• Task description
Wherever the word "screenshot" appears in a line, extract that line.

----

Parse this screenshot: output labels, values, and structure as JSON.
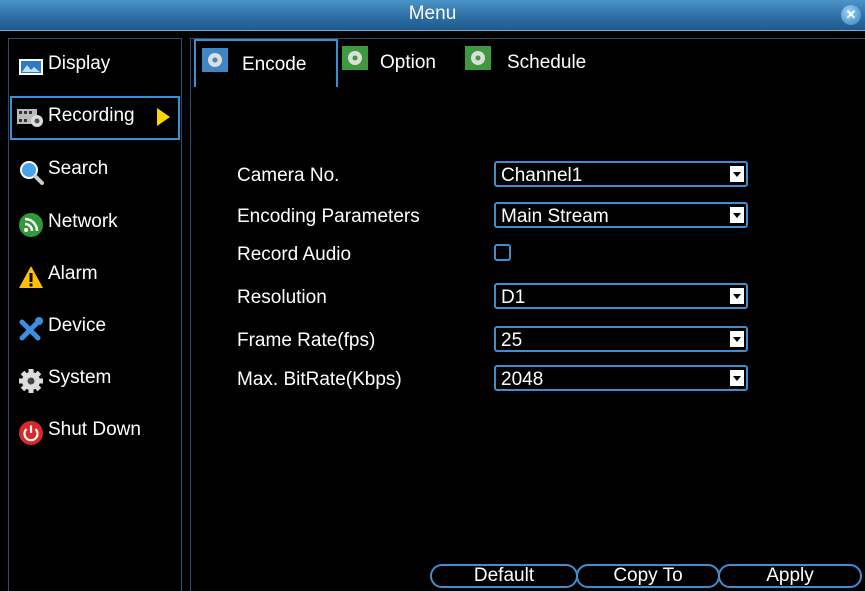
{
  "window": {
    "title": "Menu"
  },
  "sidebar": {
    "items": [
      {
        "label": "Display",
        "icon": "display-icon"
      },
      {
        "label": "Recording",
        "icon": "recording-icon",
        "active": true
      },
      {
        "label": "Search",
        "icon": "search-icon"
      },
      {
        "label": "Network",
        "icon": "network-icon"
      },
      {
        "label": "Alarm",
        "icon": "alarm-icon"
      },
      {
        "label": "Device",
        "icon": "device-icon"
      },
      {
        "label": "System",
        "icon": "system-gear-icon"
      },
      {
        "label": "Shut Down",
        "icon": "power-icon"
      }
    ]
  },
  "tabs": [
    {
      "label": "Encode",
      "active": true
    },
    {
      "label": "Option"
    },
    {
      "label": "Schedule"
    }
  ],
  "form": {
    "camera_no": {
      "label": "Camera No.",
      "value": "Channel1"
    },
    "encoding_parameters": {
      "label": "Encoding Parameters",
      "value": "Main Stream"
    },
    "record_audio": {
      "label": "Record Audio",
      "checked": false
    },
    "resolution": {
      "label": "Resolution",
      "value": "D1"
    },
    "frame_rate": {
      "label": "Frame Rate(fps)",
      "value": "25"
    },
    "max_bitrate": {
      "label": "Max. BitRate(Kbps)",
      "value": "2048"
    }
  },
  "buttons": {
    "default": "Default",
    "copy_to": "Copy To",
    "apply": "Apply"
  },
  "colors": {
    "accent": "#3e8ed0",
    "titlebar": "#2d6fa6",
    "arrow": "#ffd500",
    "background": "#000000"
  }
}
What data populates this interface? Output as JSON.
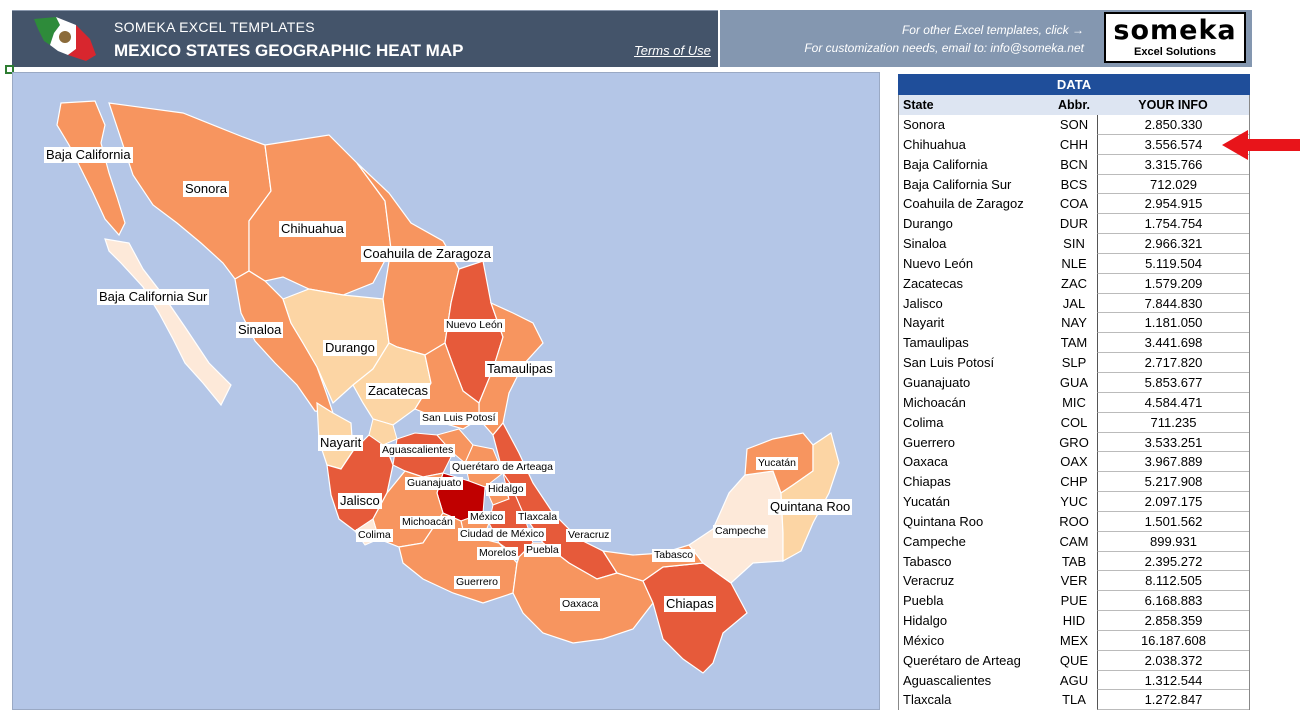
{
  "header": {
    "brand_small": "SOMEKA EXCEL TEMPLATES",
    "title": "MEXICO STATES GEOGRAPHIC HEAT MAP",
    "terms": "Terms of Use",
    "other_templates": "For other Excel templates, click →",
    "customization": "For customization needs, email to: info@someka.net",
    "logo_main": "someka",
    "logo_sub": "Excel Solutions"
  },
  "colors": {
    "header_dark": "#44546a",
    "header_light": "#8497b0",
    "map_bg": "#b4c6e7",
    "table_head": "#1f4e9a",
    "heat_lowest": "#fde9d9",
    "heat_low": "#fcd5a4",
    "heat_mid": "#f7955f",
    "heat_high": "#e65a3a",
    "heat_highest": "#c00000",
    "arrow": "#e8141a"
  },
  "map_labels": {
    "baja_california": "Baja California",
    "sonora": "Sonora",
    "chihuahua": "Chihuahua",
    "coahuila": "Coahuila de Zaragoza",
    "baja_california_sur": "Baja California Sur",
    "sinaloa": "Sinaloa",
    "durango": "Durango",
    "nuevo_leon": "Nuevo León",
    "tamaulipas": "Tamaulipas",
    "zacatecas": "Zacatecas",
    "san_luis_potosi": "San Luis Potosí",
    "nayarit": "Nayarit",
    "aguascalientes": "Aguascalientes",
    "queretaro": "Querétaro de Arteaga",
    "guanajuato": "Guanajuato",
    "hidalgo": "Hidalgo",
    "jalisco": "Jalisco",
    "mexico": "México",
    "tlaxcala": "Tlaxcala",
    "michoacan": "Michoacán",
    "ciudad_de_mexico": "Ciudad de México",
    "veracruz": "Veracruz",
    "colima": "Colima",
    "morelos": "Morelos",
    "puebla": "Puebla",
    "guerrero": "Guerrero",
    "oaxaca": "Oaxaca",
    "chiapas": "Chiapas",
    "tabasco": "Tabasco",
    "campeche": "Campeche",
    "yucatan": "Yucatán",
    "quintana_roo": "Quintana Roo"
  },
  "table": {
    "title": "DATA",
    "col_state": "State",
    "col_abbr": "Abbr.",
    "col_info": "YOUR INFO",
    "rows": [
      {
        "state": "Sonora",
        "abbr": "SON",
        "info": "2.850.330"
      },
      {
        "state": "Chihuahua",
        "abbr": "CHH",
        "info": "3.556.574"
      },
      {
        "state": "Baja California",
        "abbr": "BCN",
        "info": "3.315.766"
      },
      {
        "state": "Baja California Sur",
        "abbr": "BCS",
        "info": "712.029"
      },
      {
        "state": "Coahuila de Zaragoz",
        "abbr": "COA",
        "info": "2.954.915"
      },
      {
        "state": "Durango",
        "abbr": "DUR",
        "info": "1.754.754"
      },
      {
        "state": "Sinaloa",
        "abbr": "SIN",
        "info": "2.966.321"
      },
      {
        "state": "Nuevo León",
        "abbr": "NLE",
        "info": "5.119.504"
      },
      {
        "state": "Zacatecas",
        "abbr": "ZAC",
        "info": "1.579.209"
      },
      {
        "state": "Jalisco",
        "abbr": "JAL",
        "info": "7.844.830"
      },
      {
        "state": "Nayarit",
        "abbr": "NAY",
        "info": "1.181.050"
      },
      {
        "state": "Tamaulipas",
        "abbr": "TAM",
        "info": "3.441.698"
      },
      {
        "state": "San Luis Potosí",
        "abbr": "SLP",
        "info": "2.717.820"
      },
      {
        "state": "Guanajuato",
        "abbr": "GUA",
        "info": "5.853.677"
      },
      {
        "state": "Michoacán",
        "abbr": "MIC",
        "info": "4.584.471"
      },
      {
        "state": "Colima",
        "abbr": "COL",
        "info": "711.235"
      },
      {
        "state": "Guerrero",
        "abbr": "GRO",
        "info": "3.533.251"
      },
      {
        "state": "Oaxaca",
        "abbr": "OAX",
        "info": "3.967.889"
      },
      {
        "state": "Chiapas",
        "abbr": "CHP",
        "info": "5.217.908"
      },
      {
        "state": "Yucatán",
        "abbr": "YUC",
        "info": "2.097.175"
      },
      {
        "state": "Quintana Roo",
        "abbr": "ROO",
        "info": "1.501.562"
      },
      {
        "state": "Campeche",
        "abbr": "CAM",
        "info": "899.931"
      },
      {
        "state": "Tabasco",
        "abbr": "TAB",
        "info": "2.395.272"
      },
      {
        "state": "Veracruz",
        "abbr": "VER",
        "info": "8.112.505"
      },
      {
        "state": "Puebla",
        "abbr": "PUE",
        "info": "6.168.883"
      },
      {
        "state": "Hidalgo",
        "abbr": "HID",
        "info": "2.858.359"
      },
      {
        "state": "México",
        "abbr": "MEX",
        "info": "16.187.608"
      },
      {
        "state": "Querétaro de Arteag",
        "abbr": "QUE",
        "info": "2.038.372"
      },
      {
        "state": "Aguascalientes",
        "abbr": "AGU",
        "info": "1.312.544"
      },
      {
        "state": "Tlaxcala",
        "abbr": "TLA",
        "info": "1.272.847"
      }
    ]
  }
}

----

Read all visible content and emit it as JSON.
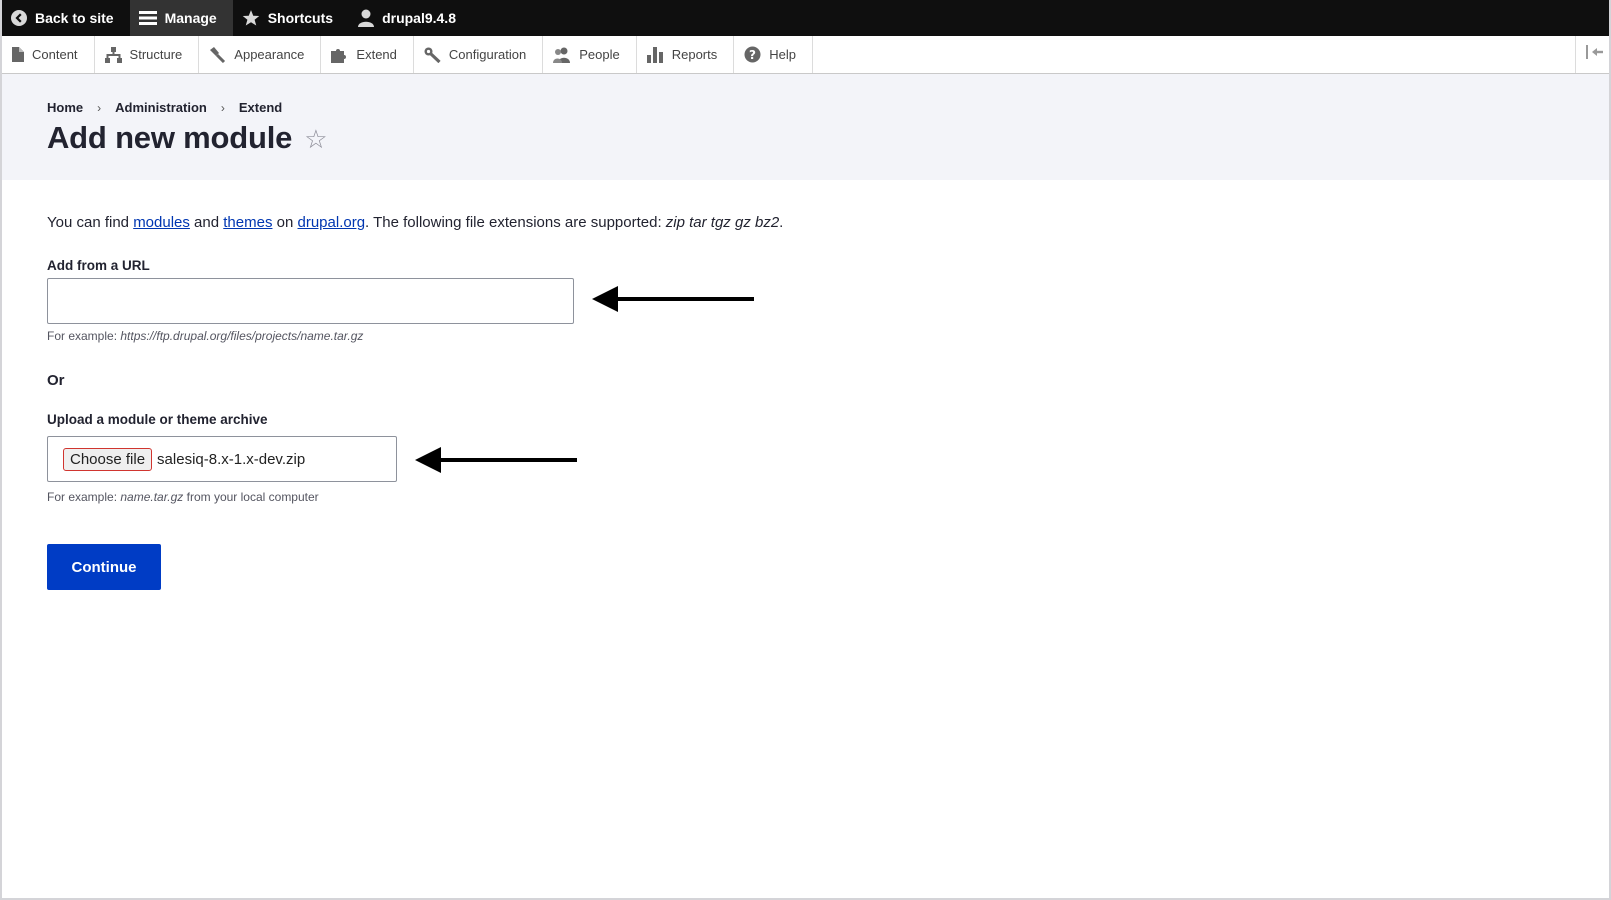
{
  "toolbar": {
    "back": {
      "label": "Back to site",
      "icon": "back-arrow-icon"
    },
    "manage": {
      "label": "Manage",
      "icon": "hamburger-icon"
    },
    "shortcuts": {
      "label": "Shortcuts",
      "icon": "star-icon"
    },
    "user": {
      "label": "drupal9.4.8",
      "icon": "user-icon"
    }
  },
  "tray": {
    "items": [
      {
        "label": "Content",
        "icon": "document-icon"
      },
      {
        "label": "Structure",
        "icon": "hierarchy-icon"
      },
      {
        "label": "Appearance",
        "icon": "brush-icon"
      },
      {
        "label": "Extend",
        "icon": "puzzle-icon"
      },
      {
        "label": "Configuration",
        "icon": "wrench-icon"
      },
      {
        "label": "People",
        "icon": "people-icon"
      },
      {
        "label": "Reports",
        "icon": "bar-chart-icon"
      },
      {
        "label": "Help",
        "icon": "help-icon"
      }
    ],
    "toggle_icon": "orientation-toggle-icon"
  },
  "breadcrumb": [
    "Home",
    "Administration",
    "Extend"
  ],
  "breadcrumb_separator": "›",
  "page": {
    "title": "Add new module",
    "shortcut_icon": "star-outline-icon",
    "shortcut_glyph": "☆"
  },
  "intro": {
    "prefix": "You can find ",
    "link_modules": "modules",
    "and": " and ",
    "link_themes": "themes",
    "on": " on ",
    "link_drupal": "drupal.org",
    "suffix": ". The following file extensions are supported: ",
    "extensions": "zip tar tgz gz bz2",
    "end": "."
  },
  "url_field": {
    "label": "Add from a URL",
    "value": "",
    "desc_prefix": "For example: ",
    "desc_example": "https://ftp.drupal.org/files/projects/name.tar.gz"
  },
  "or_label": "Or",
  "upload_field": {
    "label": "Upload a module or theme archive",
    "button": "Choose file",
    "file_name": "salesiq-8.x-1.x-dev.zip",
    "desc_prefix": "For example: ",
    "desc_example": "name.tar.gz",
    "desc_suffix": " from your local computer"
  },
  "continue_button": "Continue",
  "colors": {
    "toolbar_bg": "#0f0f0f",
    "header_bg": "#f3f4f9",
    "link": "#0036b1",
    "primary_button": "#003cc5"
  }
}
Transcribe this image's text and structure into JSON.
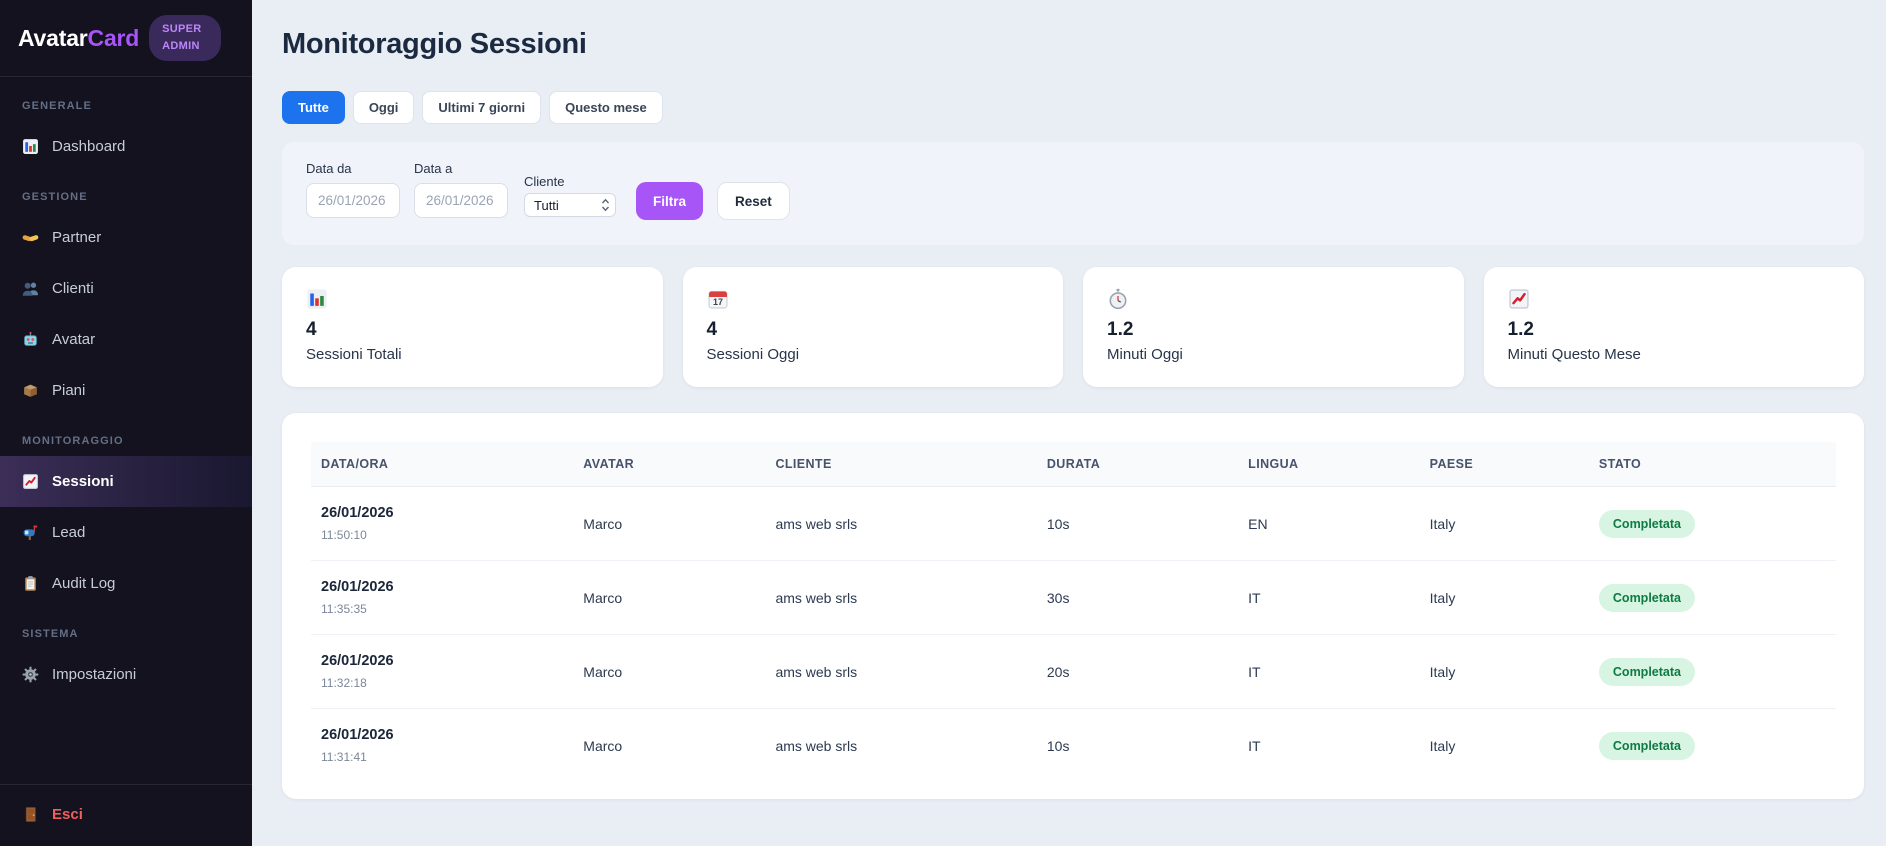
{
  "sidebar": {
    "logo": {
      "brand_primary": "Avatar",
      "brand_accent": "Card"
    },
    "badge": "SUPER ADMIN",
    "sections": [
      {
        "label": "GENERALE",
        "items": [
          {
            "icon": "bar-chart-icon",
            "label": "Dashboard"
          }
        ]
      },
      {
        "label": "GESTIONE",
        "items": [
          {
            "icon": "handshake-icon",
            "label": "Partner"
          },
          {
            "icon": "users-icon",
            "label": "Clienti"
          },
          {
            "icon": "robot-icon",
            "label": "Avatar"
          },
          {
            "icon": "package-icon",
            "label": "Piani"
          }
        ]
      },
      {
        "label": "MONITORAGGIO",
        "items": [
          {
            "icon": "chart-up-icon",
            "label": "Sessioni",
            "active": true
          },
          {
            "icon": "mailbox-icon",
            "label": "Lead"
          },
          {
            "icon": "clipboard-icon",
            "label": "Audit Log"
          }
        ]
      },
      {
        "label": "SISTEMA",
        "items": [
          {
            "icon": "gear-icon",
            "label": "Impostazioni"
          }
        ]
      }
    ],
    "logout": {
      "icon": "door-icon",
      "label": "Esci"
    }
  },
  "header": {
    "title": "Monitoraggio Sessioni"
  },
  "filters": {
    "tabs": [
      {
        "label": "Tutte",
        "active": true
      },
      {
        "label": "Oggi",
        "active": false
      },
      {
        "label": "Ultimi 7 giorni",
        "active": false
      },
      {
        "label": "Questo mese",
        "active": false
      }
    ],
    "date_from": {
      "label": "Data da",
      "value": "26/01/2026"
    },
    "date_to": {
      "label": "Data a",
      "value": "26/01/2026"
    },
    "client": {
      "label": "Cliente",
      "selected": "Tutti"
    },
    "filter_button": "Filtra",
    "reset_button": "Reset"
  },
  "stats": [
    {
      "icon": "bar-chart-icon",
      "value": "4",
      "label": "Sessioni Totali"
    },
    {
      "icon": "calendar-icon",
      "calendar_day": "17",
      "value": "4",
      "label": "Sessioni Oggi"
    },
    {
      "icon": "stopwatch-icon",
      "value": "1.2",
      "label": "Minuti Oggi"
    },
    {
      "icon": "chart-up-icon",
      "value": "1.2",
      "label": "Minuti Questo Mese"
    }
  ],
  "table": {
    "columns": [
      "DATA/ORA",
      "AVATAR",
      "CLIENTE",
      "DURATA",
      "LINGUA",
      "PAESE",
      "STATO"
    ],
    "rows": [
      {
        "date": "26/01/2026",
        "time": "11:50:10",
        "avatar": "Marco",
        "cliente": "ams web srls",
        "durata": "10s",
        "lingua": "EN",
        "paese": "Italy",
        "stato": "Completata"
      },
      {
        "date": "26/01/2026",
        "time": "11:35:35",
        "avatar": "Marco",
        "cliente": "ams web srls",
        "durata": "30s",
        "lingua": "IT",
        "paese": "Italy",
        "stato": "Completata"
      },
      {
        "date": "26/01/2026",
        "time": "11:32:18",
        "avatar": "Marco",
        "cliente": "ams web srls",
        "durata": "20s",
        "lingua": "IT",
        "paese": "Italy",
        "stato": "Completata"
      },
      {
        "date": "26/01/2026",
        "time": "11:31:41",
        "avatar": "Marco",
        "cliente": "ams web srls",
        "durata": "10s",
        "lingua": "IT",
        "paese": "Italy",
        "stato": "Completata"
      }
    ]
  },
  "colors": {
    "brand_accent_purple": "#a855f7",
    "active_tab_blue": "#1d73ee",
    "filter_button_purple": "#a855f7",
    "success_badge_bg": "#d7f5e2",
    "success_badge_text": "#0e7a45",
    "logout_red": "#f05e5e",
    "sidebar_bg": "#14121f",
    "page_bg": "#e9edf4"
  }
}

----

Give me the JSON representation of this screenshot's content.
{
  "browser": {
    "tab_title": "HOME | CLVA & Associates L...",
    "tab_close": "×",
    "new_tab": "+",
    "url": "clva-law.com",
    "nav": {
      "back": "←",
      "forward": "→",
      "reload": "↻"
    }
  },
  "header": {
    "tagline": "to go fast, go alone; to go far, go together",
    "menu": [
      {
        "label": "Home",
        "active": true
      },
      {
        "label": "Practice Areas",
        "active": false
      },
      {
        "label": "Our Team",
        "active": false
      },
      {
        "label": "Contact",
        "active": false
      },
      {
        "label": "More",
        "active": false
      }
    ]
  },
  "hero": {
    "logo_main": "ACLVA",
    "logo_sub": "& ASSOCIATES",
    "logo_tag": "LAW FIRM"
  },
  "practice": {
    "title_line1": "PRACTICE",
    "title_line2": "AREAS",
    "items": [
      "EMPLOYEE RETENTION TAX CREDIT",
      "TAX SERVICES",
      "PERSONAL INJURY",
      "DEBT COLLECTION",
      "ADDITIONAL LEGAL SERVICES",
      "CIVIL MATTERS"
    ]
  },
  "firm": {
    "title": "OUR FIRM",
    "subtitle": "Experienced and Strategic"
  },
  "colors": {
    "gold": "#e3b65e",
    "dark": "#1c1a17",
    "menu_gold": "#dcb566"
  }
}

----

• Complete response
Parse this screenshot: output labels, values, and structure as JSON.
Give me the JSON representation of this screenshot's content.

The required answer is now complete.